# [Required work]
Find every line below that contains the word "logic" and copy it out.
"""
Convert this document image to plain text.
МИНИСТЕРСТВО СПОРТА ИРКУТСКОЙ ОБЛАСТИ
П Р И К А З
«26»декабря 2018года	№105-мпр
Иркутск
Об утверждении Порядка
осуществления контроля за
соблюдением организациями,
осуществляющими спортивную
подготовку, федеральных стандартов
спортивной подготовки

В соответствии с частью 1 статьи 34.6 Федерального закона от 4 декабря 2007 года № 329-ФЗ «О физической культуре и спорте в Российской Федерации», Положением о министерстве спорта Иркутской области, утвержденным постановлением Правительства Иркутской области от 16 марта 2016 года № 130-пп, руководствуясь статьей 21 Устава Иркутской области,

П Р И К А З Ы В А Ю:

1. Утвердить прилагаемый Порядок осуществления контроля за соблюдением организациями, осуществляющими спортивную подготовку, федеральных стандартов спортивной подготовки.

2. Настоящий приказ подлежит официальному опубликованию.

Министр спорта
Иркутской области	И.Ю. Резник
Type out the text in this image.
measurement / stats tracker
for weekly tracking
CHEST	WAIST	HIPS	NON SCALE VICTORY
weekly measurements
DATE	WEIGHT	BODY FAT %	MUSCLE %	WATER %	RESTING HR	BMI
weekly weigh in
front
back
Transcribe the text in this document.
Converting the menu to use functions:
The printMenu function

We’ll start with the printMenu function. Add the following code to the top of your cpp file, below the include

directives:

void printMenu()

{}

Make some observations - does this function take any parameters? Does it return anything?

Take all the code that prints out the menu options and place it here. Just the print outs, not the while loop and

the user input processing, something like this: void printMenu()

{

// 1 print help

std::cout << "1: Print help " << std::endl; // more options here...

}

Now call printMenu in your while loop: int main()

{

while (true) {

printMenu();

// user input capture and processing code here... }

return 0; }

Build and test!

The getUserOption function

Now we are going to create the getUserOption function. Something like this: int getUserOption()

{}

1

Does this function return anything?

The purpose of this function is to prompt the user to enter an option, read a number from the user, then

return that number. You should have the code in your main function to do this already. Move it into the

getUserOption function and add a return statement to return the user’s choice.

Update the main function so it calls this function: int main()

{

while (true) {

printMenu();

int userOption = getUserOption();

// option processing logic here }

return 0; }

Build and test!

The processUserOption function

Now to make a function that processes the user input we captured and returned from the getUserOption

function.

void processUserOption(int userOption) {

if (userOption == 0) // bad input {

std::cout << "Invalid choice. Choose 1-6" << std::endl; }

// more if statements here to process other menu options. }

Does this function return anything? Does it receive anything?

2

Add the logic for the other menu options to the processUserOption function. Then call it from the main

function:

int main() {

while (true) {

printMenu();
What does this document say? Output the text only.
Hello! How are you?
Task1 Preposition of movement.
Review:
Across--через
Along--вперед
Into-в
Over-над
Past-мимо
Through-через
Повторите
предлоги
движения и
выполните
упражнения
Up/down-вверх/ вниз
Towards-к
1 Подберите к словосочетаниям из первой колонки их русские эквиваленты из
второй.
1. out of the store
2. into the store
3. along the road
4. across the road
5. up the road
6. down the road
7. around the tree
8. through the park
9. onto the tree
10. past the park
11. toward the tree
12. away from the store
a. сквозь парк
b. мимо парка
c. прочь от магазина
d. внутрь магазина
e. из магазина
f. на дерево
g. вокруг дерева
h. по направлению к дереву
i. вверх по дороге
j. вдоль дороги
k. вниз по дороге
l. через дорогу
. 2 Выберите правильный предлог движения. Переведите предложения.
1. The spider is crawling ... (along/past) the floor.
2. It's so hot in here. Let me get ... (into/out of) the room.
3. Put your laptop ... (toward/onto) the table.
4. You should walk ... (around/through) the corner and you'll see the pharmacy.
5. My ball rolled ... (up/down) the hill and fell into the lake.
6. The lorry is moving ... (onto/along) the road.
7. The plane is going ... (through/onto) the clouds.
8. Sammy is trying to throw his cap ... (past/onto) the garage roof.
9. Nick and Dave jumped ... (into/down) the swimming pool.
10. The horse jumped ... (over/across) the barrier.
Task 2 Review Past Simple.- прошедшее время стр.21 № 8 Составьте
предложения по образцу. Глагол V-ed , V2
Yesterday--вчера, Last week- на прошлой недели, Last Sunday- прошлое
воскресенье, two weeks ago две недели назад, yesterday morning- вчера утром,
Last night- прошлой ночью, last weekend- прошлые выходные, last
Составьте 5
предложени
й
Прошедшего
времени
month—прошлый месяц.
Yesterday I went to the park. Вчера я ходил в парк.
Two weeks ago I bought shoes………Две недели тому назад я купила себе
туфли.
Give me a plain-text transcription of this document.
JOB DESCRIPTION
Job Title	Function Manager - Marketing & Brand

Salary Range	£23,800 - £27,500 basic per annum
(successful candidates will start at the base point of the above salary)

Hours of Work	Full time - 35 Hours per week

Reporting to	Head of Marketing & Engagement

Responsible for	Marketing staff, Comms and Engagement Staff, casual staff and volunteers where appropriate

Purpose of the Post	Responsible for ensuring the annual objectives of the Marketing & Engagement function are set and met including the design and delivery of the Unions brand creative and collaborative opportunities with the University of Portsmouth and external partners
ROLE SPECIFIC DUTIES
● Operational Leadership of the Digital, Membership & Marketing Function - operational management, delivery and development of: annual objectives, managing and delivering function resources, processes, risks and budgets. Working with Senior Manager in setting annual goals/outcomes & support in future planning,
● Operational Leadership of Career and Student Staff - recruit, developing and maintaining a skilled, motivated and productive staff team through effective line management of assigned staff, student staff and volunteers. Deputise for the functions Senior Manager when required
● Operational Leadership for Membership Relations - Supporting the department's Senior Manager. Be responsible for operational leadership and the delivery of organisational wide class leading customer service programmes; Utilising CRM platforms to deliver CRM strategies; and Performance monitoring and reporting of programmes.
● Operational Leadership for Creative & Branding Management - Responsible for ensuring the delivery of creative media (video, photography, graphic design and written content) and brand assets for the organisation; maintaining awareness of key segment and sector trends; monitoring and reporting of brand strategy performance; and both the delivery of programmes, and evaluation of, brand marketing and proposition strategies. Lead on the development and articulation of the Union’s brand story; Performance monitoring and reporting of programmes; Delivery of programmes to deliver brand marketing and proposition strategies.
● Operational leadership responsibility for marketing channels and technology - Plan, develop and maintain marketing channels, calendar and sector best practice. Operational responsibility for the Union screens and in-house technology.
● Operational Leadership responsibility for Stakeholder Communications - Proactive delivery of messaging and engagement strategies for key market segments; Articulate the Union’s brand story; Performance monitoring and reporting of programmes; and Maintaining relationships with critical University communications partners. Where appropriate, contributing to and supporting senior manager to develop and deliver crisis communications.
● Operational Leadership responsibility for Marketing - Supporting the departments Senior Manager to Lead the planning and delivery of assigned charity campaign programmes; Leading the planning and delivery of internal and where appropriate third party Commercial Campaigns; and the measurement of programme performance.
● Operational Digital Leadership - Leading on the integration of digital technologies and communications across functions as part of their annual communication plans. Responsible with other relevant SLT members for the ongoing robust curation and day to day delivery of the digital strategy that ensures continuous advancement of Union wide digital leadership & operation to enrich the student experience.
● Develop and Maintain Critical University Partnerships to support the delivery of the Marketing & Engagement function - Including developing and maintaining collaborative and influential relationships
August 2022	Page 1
"""
# [Answer to this problem]
// option processing logic here }
Add the logic for the other menu options to the processUserOption function. Then call it from the main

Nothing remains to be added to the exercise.